## [Set task]
Show all lines from the listing below that contain "data".

[Records from a collection]
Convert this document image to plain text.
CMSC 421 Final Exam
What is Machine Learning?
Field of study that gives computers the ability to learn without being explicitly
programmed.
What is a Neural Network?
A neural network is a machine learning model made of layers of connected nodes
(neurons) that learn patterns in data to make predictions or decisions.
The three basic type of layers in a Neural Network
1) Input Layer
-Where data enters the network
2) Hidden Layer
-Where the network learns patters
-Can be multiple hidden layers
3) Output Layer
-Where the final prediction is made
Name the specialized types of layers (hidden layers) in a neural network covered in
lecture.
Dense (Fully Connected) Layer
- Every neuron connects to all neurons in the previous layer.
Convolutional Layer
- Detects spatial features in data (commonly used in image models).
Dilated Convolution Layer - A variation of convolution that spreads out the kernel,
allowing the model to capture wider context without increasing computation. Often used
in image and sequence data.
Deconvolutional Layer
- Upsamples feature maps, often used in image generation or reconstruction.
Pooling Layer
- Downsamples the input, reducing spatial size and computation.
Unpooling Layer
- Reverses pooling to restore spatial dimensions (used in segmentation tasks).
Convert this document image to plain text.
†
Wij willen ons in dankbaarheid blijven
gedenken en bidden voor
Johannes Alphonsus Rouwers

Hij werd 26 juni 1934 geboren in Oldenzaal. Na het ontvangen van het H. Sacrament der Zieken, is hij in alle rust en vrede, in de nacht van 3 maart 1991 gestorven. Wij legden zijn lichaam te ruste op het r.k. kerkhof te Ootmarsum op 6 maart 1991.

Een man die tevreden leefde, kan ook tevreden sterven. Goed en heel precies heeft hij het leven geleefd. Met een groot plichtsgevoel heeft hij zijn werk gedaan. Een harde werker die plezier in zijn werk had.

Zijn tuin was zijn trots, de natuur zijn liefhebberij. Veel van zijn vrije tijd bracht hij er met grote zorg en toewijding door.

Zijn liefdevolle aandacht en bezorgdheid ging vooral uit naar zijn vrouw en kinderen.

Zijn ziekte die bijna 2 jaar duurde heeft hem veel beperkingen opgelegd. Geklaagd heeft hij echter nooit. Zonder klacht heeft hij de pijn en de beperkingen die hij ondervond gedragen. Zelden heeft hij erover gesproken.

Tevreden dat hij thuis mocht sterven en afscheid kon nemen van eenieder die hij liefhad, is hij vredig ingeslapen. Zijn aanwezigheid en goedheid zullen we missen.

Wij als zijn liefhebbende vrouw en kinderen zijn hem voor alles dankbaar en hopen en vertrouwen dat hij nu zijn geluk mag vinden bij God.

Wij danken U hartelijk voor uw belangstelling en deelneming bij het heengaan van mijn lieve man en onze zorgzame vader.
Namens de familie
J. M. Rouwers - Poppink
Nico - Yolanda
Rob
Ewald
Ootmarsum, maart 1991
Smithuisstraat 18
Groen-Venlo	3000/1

## [Written answer]
(neurons) that learn patterns in data to make predictions or decisions.
-Where data enters the network
- Detects spatial features in data (commonly used in image models).
in image and sequence data.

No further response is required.